*** Dataset extract ***
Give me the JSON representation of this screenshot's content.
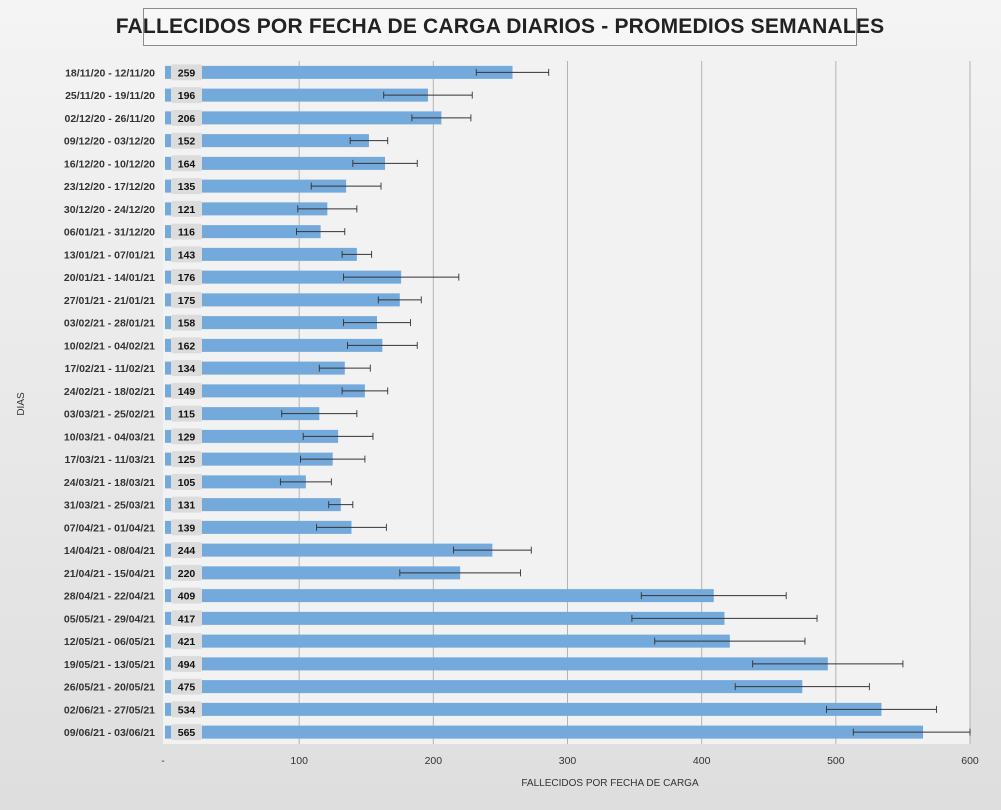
{
  "chart_data": {
    "type": "bar",
    "orientation": "horizontal",
    "title": "FALLECIDOS POR FECHA DE CARGA DIARIOS - PROMEDIOS SEMANALES",
    "xlabel": "FALLECIDOS POR FECHA DE CARGA",
    "ylabel": "DIAS",
    "xlim": [
      0,
      600
    ],
    "x_ticks": [
      "-",
      "100",
      "200",
      "300",
      "400",
      "500",
      "600"
    ],
    "grid": "vertical",
    "bar_color": "#74a9dc",
    "categories": [
      "18/11/20 - 12/11/20",
      "25/11/20 - 19/11/20",
      "02/12/20 - 26/11/20",
      "09/12/20 - 03/12/20",
      "16/12/20 - 10/12/20",
      "23/12/20 - 17/12/20",
      "30/12/20 - 24/12/20",
      "06/01/21 - 31/12/20",
      "13/01/21 - 07/01/21",
      "20/01/21 - 14/01/21",
      "27/01/21 - 21/01/21",
      "03/02/21 - 28/01/21",
      "10/02/21 - 04/02/21",
      "17/02/21 - 11/02/21",
      "24/02/21 - 18/02/21",
      "03/03/21 - 25/02/21",
      "10/03/21 - 04/03/21",
      "17/03/21 - 11/03/21",
      "24/03/21 - 18/03/21",
      "31/03/21 - 25/03/21",
      "07/04/21 - 01/04/21",
      "14/04/21 - 08/04/21",
      "21/04/21 - 15/04/21",
      "28/04/21 - 22/04/21",
      "05/05/21 - 29/04/21",
      "12/05/21 - 06/05/21",
      "19/05/21 - 13/05/21",
      "26/05/21 - 20/05/21",
      "02/06/21 - 27/05/21",
      "09/06/21 - 03/06/21"
    ],
    "values": [
      259,
      196,
      206,
      152,
      164,
      135,
      121,
      116,
      143,
      176,
      175,
      158,
      162,
      134,
      149,
      115,
      129,
      125,
      105,
      131,
      139,
      244,
      220,
      409,
      417,
      421,
      494,
      475,
      534,
      565
    ],
    "error_low": [
      232,
      163,
      184,
      138,
      140,
      109,
      99,
      98,
      132,
      133,
      159,
      133,
      136,
      115,
      132,
      87,
      103,
      101,
      86,
      122,
      113,
      215,
      175,
      355,
      348,
      365,
      438,
      425,
      493,
      513
    ],
    "error_high": [
      286,
      229,
      228,
      166,
      188,
      161,
      143,
      134,
      154,
      219,
      191,
      183,
      188,
      153,
      166,
      143,
      155,
      149,
      124,
      140,
      165,
      273,
      265,
      463,
      486,
      477,
      550,
      525,
      575,
      600
    ],
    "legend": "none"
  }
}
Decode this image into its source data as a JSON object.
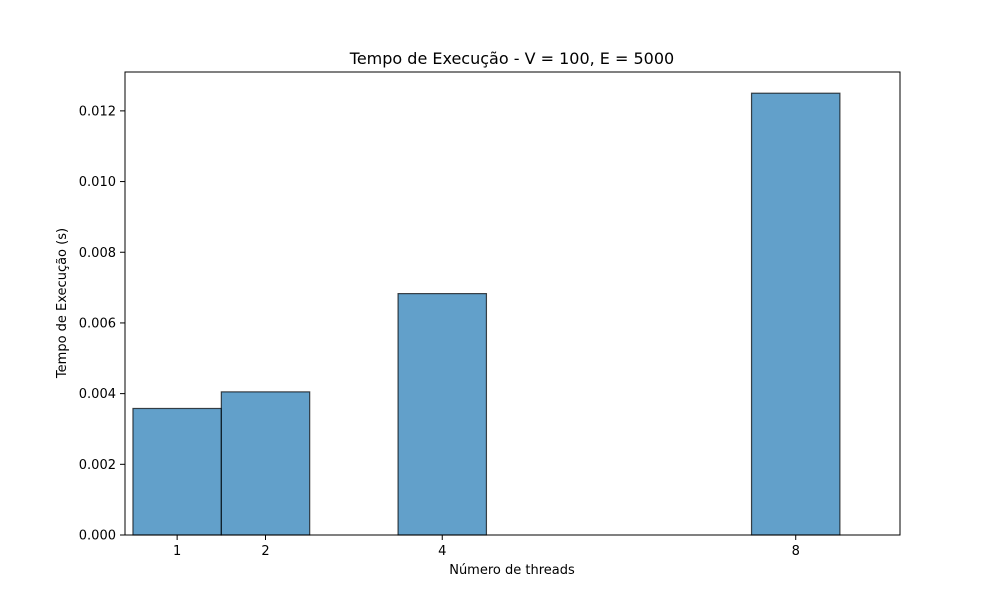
{
  "chart_data": {
    "type": "bar",
    "title": "Tempo de Execução - V = 100, E = 5000",
    "xlabel": "Número de threads",
    "ylabel": "Tempo de Execução (s)",
    "x": [
      1,
      2,
      4,
      8
    ],
    "x_tick_labels": [
      "1",
      "2",
      "4",
      "8"
    ],
    "values": [
      0.00358,
      0.00405,
      0.00683,
      0.0125
    ],
    "xlim": [
      0.41,
      9.18
    ],
    "ylim": [
      0,
      0.0131
    ],
    "y_ticks": [
      0,
      0.002,
      0.004,
      0.006,
      0.008,
      0.01,
      0.012
    ],
    "y_tick_labels": [
      "0.000",
      "0.002",
      "0.004",
      "0.006",
      "0.008",
      "0.010",
      "0.012"
    ],
    "bar_width": 1,
    "bar_color": "#1f77b4",
    "bar_opacity": 0.7,
    "bar_edge_color": "#000000",
    "grid": false,
    "legend": "none"
  }
}
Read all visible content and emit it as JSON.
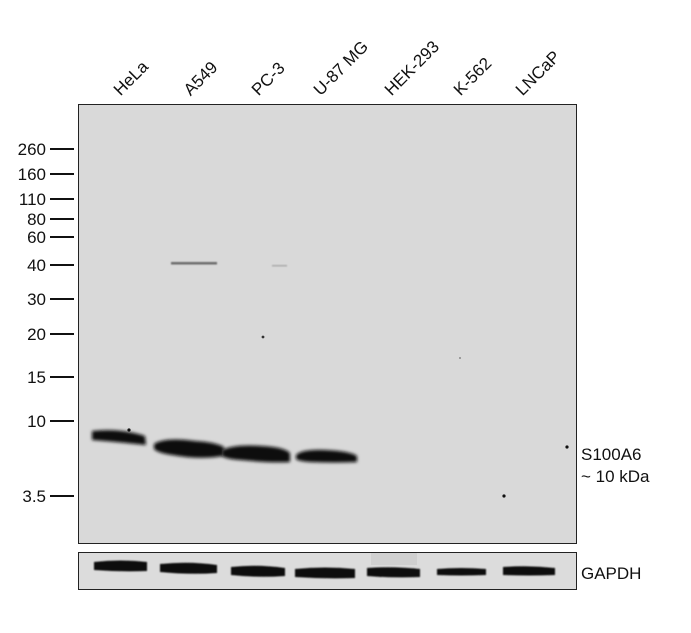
{
  "lanes": [
    "HeLa",
    "A549",
    "PC-3",
    "U-87 MG",
    "HEK-293",
    "K-562",
    "LNCaP"
  ],
  "markers": [
    "260",
    "160",
    "110",
    "80",
    "60",
    "40",
    "30",
    "20",
    "15",
    "10",
    "3.5"
  ],
  "target": {
    "name": "S100A6",
    "size": "~ 10 kDa"
  },
  "loading_control": "GAPDH",
  "colors": {
    "membrane": "#d9d9d9",
    "band": "#111111"
  }
}
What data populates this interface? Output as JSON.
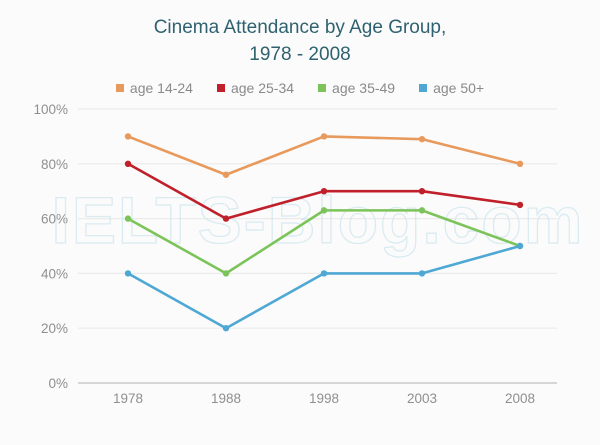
{
  "chart_data": {
    "type": "line",
    "title": "Cinema Attendance by Age Group,",
    "subtitle": "1978 - 2008",
    "xlabel": "",
    "ylabel": "",
    "categories": [
      "1978",
      "1988",
      "1998",
      "2003",
      "2008"
    ],
    "ylim": [
      0,
      100
    ],
    "yticks": [
      0,
      20,
      40,
      60,
      80,
      100
    ],
    "ytick_labels": [
      "0%",
      "20%",
      "40%",
      "60%",
      "80%",
      "100%"
    ],
    "grid": true,
    "legend_position": "top-center",
    "series": [
      {
        "name": "age 14-24",
        "color": "#e8995c",
        "values": [
          90,
          76,
          90,
          89,
          80
        ]
      },
      {
        "name": "age 25-34",
        "color": "#c0202a",
        "values": [
          80,
          60,
          70,
          70,
          65
        ]
      },
      {
        "name": "age 35-49",
        "color": "#7cc45a",
        "values": [
          60,
          40,
          63,
          63,
          50
        ]
      },
      {
        "name": "age 50+",
        "color": "#4fa8d4",
        "values": [
          40,
          20,
          40,
          40,
          50
        ]
      }
    ],
    "watermark": "IELTS-Blog.com"
  }
}
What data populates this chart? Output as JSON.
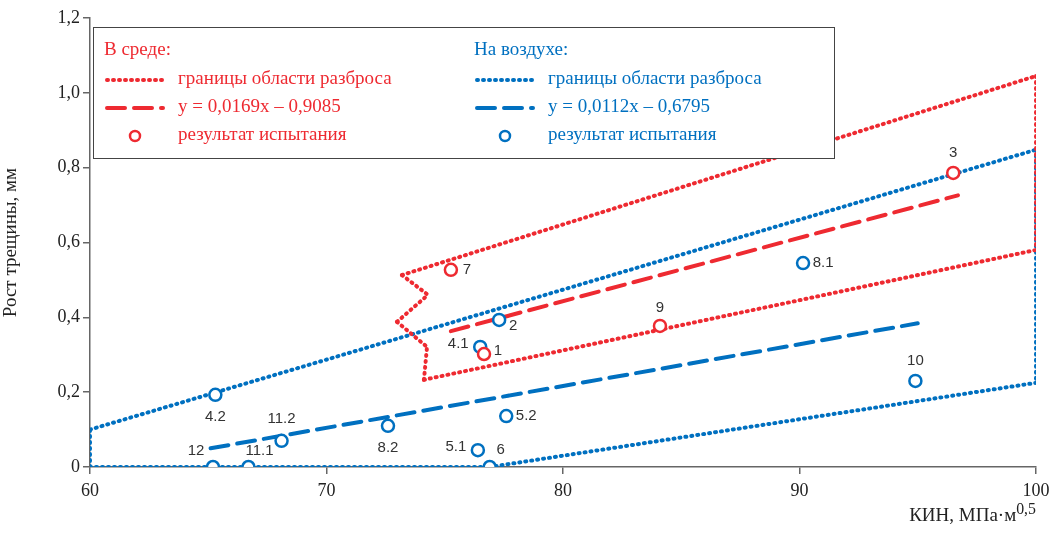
{
  "chart_data": {
    "type": "line",
    "xlabel": "КИН, МПа·м$^{0,5}$",
    "ylabel": "Рост трещины, мм",
    "xlim": [
      60,
      100
    ],
    "xticks": [
      60,
      70,
      80,
      90,
      100
    ],
    "ylim": [
      0,
      1.2
    ],
    "yticks": [
      0,
      {
        "value": 0.2,
        "label": "0,2"
      },
      {
        "value": 0.4,
        "label": "0,4"
      },
      {
        "value": 0.6,
        "label": "0,6"
      },
      {
        "value": 0.8,
        "label": "0,8"
      },
      {
        "value": 1.0,
        "label": "1,0"
      },
      {
        "value": 1.2,
        "label": "1,2"
      }
    ],
    "legend": "top left",
    "series": [
      {
        "name": "границы области разброса",
        "line_style": "dotted",
        "marker": "none",
        "color": "#ee2a31",
        "x": [
          73.19,
          100
        ],
        "values": [
          0.513,
          1.045
        ]
      },
      {
        "line_style": "dotted",
        "marker": "none",
        "color": "#ee2a31",
        "x": [
          100,
          100
        ],
        "values": [
          1.045,
          0.58
        ]
      },
      {
        "line_style": "dotted",
        "marker": "none",
        "color": "#ee2a31",
        "x": [
          74.12,
          100
        ],
        "values": [
          0.233,
          0.58
        ]
      },
      {
        "line_style": "dotted",
        "marker": "none",
        "color": "#ee2a31",
        "x": [
          74.12,
          74.25
        ],
        "values": [
          0.233,
          0.321
        ]
      },
      {
        "line_style": "dotted",
        "marker": "none",
        "color": "#ee2a31",
        "x": [
          72.98,
          74.25
        ],
        "values": [
          0.388,
          0.321
        ]
      },
      {
        "line_style": "dotted",
        "marker": "none",
        "color": "#ee2a31",
        "x": [
          72.98,
          74.29
        ],
        "values": [
          0.388,
          0.46
        ]
      },
      {
        "line_style": "dotted",
        "marker": "none",
        "color": "#ee2a31",
        "x": [
          73.19,
          74.29
        ],
        "values": [
          0.513,
          0.46
        ]
      },
      {
        "name": "y = 0,0169x – 0,9085",
        "line_style": "dashed",
        "marker": "none",
        "color": "#ee2a31",
        "x": [
          75.26,
          96.7
        ],
        "values": [
          0.363,
          0.726
        ]
      },
      {
        "name": "результат испытания",
        "type": "scatter",
        "marker": "circle",
        "color": "#ee2a31",
        "x": [
          96.5,
          75.26,
          84.1,
          76.66
        ],
        "values": [
          0.786,
          0.527,
          0.377,
          0.302
        ]
      },
      {
        "name": "границы области разброса",
        "line_style": "dotted",
        "marker": "none",
        "color": "#0070c0",
        "x": [
          60,
          100
        ],
        "values": [
          0.1,
          0.848
        ]
      },
      {
        "line_style": "dotted",
        "marker": "none",
        "color": "#0070c0",
        "x": [
          100,
          100
        ],
        "values": [
          0.848,
          0.225
        ]
      },
      {
        "line_style": "dotted",
        "marker": "none",
        "color": "#0070c0",
        "x": [
          76.9,
          100
        ],
        "values": [
          0,
          0.225
        ]
      },
      {
        "line_style": "dotted",
        "marker": "none",
        "color": "#0070c0",
        "x": [
          60,
          76.9
        ],
        "values": [
          0,
          0
        ]
      },
      {
        "line_style": "dotted",
        "marker": "none",
        "color": "#0070c0",
        "x": [
          60,
          60
        ],
        "values": [
          0,
          0.1
        ]
      },
      {
        "name": "y = 0,0112x – 0,6795",
        "line_style": "dashed",
        "marker": "none",
        "color": "#0070c0",
        "x": [
          65.1,
          95
        ],
        "values": [
          0.05,
          0.384
        ]
      },
      {
        "name": "результат испытания",
        "type": "scatter",
        "marker": "circle",
        "color": "#0070c0",
        "x": [
          90.15,
          77.3,
          76.5,
          94.9,
          65.3,
          68.1,
          72.6,
          77.6,
          76.4,
          76.9,
          65.2,
          66.7
        ],
        "values": [
          0.545,
          0.393,
          0.321,
          0.23,
          0.193,
          0.07,
          0.11,
          0.136,
          0.045,
          0,
          0,
          0
        ]
      }
    ],
    "annotations": [
      "В среде:",
      "На воздухе:",
      {
        "text": "3",
        "x": 96.5,
        "y": 0.786
      },
      {
        "text": "7",
        "x": 75.26,
        "y": 0.527
      },
      {
        "text": "9",
        "x": 84.1,
        "y": 0.377
      },
      {
        "text": "1",
        "x": 76.66,
        "y": 0.302
      },
      {
        "text": "8.1",
        "x": 90.15,
        "y": 0.545
      },
      {
        "text": "2",
        "x": 77.3,
        "y": 0.393
      },
      {
        "text": "4.1",
        "x": 76.5,
        "y": 0.321
      },
      {
        "text": "10",
        "x": 94.9,
        "y": 0.23
      },
      {
        "text": "4.2",
        "x": 65.3,
        "y": 0.193
      },
      {
        "text": "11.2",
        "x": 68.1,
        "y": 0.07
      },
      {
        "text": "8.2",
        "x": 72.6,
        "y": 0.11
      },
      {
        "text": "5.2",
        "x": 77.6,
        "y": 0.136
      },
      {
        "text": "5.1",
        "x": 76.4,
        "y": 0.045
      },
      {
        "text": "6",
        "x": 76.9,
        "y": 0
      },
      {
        "text": "12",
        "x": 65.2,
        "y": 0
      },
      {
        "text": "11.1",
        "x": 66.7,
        "y": 0
      }
    ]
  }
}
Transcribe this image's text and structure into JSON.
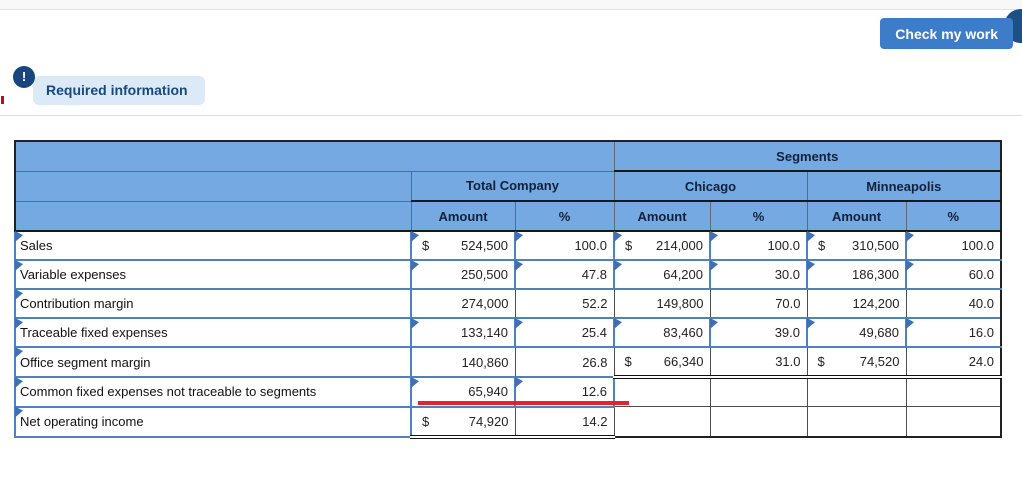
{
  "toolbar": {
    "check_my_work_label": "Check my work"
  },
  "notice": {
    "alert_glyph": "!",
    "required_info_label": "Required information"
  },
  "colors": {
    "header_blue": "#74a9e2",
    "input_border_blue": "#4f81bd",
    "button_blue": "#3c7cc8",
    "navy": "#17457c",
    "error_red": "#e3242b"
  },
  "table": {
    "segments_header": "Segments",
    "group_headers": [
      "Total Company",
      "Chicago",
      "Minneapolis"
    ],
    "sub_headers": [
      "Amount",
      "%"
    ],
    "rows": [
      {
        "label": "Sales",
        "cells": [
          {
            "v": "524,500",
            "d": "$",
            "in": true
          },
          {
            "v": "100.0",
            "in": true
          },
          {
            "v": "214,000",
            "d": "$",
            "in": true
          },
          {
            "v": "100.0",
            "in": true
          },
          {
            "v": "310,500",
            "d": "$",
            "in": true
          },
          {
            "v": "100.0",
            "in": true
          }
        ]
      },
      {
        "label": "Variable expenses",
        "cells": [
          {
            "v": "250,500",
            "in": true
          },
          {
            "v": "47.8",
            "in": true
          },
          {
            "v": "64,200",
            "in": true
          },
          {
            "v": "30.0",
            "in": true
          },
          {
            "v": "186,300",
            "in": true
          },
          {
            "v": "60.0",
            "in": true
          }
        ]
      },
      {
        "label": "Contribution margin",
        "cells": [
          {
            "v": "274,000"
          },
          {
            "v": "52.2"
          },
          {
            "v": "149,800"
          },
          {
            "v": "70.0"
          },
          {
            "v": "124,200"
          },
          {
            "v": "40.0"
          }
        ]
      },
      {
        "label": "Traceable fixed expenses",
        "cells": [
          {
            "v": "133,140",
            "in": true
          },
          {
            "v": "25.4",
            "in": true
          },
          {
            "v": "83,460",
            "in": true
          },
          {
            "v": "39.0",
            "in": true
          },
          {
            "v": "49,680",
            "in": true
          },
          {
            "v": "16.0",
            "in": true
          }
        ]
      },
      {
        "label": "Office segment margin",
        "cells": [
          {
            "v": "140,860"
          },
          {
            "v": "26.8"
          },
          {
            "v": "66,340",
            "d": "$",
            "dbl": true
          },
          {
            "v": "31.0",
            "dbl": true
          },
          {
            "v": "74,520",
            "d": "$",
            "dbl": true
          },
          {
            "v": "24.0",
            "dbl": true
          }
        ]
      },
      {
        "label": "Common fixed expenses not traceable to segments",
        "cells": [
          {
            "v": "65,940",
            "in": true,
            "red": true
          },
          {
            "v": "12.6",
            "in": true,
            "red": true
          },
          {},
          {},
          {},
          {}
        ]
      },
      {
        "label": "Net operating income",
        "cells": [
          {
            "v": "74,920",
            "d": "$",
            "dbl": true
          },
          {
            "v": "14.2",
            "dbl": true
          },
          {},
          {},
          {},
          {}
        ]
      }
    ]
  }
}
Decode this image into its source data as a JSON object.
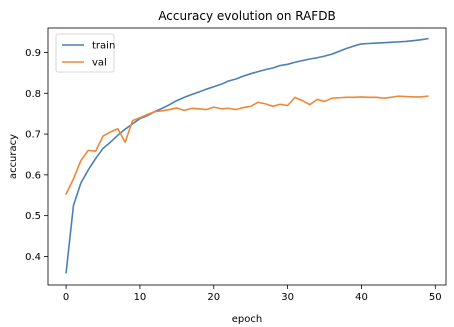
{
  "chart_data": {
    "type": "line",
    "title": "Accuracy evolution on RAFDB",
    "xlabel": "epoch",
    "ylabel": "accuracy",
    "xlim": [
      -2.45,
      51.45
    ],
    "ylim": [
      0.33,
      0.96
    ],
    "xticks": [
      0,
      10,
      20,
      30,
      40,
      50
    ],
    "yticks": [
      0.4,
      0.5,
      0.6,
      0.7,
      0.8,
      0.9
    ],
    "ytick_labels": [
      "0.4",
      "0.5",
      "0.6",
      "0.7",
      "0.8",
      "0.9"
    ],
    "grid": false,
    "legend_position": "upper left",
    "x": [
      0,
      1,
      2,
      3,
      4,
      5,
      6,
      7,
      8,
      9,
      10,
      11,
      12,
      13,
      14,
      15,
      16,
      17,
      18,
      19,
      20,
      21,
      22,
      23,
      24,
      25,
      26,
      27,
      28,
      29,
      30,
      31,
      32,
      33,
      34,
      35,
      36,
      37,
      38,
      39,
      40,
      41,
      42,
      43,
      44,
      45,
      46,
      47,
      48,
      49
    ],
    "series": [
      {
        "name": "train",
        "color": "#4c7fb4",
        "values": [
          0.36,
          0.525,
          0.58,
          0.612,
          0.64,
          0.665,
          0.68,
          0.697,
          0.712,
          0.725,
          0.738,
          0.745,
          0.755,
          0.763,
          0.772,
          0.782,
          0.79,
          0.797,
          0.803,
          0.81,
          0.816,
          0.822,
          0.83,
          0.835,
          0.842,
          0.848,
          0.853,
          0.858,
          0.862,
          0.868,
          0.871,
          0.876,
          0.88,
          0.884,
          0.887,
          0.891,
          0.896,
          0.903,
          0.91,
          0.916,
          0.921,
          0.922,
          0.923,
          0.924,
          0.925,
          0.926,
          0.927,
          0.929,
          0.931,
          0.934
        ]
      },
      {
        "name": "val",
        "color": "#ef8836",
        "values": [
          0.553,
          0.59,
          0.635,
          0.66,
          0.658,
          0.695,
          0.705,
          0.713,
          0.68,
          0.733,
          0.74,
          0.748,
          0.755,
          0.757,
          0.76,
          0.764,
          0.758,
          0.763,
          0.762,
          0.76,
          0.766,
          0.762,
          0.763,
          0.76,
          0.765,
          0.768,
          0.778,
          0.774,
          0.768,
          0.773,
          0.77,
          0.79,
          0.782,
          0.772,
          0.785,
          0.78,
          0.788,
          0.789,
          0.79,
          0.79,
          0.791,
          0.79,
          0.79,
          0.788,
          0.79,
          0.793,
          0.792,
          0.791,
          0.791,
          0.793
        ]
      }
    ]
  }
}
***
Gather all lines where the word "Execução" appears.

§ **Solution for this task**:
    "title": "Tempo de Execução - V = 100, E = 5000",
    "ylabel": "Tempo de Execução (s)",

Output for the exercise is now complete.